* [Task to complete]: Scan the data for "panel" and copy the lines it appears in.

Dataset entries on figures

..............................

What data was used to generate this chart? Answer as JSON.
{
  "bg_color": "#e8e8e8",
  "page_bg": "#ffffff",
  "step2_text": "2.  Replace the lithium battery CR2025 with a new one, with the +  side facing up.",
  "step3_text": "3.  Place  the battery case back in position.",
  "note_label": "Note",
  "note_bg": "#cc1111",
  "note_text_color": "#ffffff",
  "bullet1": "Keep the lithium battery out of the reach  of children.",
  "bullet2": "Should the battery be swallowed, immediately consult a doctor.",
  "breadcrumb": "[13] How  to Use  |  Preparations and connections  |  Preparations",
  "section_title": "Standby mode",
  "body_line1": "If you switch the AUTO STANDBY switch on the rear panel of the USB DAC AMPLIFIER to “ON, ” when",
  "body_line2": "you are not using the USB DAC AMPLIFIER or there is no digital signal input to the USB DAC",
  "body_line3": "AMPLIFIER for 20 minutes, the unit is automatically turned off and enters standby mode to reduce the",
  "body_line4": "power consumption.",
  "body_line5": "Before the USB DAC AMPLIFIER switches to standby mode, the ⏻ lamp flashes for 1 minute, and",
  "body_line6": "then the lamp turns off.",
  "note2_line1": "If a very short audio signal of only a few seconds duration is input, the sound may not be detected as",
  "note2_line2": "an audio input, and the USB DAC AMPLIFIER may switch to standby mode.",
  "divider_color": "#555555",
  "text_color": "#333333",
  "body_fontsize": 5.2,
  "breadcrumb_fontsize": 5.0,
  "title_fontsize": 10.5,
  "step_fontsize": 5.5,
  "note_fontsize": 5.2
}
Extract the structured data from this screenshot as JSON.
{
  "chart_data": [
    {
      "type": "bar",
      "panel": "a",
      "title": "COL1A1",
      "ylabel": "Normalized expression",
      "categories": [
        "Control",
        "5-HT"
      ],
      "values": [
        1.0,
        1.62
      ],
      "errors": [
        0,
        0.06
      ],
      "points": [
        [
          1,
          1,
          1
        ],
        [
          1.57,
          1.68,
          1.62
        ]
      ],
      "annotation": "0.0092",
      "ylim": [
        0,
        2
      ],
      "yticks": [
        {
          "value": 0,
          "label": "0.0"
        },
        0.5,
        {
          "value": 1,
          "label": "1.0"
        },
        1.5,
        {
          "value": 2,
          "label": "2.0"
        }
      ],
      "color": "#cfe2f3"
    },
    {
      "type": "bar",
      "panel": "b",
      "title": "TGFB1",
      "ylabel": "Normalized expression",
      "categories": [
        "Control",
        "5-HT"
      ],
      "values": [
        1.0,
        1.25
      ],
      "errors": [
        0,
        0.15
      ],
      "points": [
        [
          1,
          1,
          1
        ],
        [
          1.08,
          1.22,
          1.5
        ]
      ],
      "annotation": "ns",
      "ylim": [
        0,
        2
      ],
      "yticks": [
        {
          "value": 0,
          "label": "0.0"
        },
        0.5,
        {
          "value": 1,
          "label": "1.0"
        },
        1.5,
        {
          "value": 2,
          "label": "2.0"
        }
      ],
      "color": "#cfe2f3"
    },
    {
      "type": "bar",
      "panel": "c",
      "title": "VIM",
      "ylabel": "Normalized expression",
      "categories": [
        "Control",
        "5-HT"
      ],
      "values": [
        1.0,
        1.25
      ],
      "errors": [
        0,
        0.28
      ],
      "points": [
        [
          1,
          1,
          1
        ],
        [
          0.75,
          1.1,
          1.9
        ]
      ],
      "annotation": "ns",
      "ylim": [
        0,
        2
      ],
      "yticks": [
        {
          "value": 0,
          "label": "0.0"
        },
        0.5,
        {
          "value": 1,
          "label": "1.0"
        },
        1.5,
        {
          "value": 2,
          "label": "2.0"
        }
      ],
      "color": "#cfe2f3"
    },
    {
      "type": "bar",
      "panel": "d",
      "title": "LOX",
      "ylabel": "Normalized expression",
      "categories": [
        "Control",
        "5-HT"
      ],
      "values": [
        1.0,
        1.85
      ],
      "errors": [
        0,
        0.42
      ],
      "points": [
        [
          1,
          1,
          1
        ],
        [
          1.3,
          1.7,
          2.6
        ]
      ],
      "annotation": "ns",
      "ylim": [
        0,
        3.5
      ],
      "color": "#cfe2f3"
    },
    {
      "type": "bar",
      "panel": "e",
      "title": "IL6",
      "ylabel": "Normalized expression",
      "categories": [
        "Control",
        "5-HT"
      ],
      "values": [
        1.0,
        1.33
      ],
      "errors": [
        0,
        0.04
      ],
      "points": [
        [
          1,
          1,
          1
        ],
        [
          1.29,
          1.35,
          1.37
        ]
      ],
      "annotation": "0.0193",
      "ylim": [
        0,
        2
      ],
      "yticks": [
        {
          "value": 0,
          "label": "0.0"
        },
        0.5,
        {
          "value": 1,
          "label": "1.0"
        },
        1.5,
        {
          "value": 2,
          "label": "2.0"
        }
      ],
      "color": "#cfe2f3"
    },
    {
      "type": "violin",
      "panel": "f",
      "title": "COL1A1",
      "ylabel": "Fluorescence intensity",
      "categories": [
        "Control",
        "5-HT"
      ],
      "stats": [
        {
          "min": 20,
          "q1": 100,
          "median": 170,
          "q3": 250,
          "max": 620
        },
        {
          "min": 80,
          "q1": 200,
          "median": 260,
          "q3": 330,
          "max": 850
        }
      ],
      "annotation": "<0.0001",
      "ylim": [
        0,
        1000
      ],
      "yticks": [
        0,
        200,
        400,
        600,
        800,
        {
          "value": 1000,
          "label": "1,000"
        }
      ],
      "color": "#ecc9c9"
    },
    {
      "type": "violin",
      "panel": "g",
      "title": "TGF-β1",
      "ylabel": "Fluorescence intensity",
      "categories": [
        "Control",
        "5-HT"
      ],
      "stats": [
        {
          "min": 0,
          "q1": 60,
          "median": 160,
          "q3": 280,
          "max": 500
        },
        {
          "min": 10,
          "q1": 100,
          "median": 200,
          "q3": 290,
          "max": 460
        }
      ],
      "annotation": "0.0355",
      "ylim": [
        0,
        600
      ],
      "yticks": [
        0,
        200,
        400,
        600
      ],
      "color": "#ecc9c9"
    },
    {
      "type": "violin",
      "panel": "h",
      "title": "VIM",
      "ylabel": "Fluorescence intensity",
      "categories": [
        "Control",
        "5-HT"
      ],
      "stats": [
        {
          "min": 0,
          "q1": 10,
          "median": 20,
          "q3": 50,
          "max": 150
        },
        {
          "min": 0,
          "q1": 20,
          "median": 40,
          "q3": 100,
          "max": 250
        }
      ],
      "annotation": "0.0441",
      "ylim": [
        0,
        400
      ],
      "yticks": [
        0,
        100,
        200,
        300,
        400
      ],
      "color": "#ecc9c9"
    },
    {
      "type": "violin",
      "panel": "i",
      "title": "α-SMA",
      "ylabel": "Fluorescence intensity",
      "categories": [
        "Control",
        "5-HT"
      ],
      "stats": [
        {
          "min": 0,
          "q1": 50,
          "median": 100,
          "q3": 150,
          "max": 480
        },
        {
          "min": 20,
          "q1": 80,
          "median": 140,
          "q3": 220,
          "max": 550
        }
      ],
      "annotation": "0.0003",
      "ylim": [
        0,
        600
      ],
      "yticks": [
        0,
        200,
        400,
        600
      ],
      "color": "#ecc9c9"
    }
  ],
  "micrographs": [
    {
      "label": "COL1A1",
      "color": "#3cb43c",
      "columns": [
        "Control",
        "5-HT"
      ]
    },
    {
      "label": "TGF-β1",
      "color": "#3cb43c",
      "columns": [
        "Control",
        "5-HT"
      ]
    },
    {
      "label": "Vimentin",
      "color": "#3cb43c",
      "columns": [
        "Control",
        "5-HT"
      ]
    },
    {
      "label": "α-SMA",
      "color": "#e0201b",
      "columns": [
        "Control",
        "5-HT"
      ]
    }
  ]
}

..............................

* [Reply]:
  "body_line1": "If you switch the AUTO STANDBY switch on the rear panel of the USB DAC AMPLIFIER to “ON, ” when",
      "panel": "a",
      "panel": "b",
      "panel": "c",
      "panel": "d",
      "panel": "e",
      "panel": "f",
      "panel": "g",
      "panel": "h",
      "panel": "i",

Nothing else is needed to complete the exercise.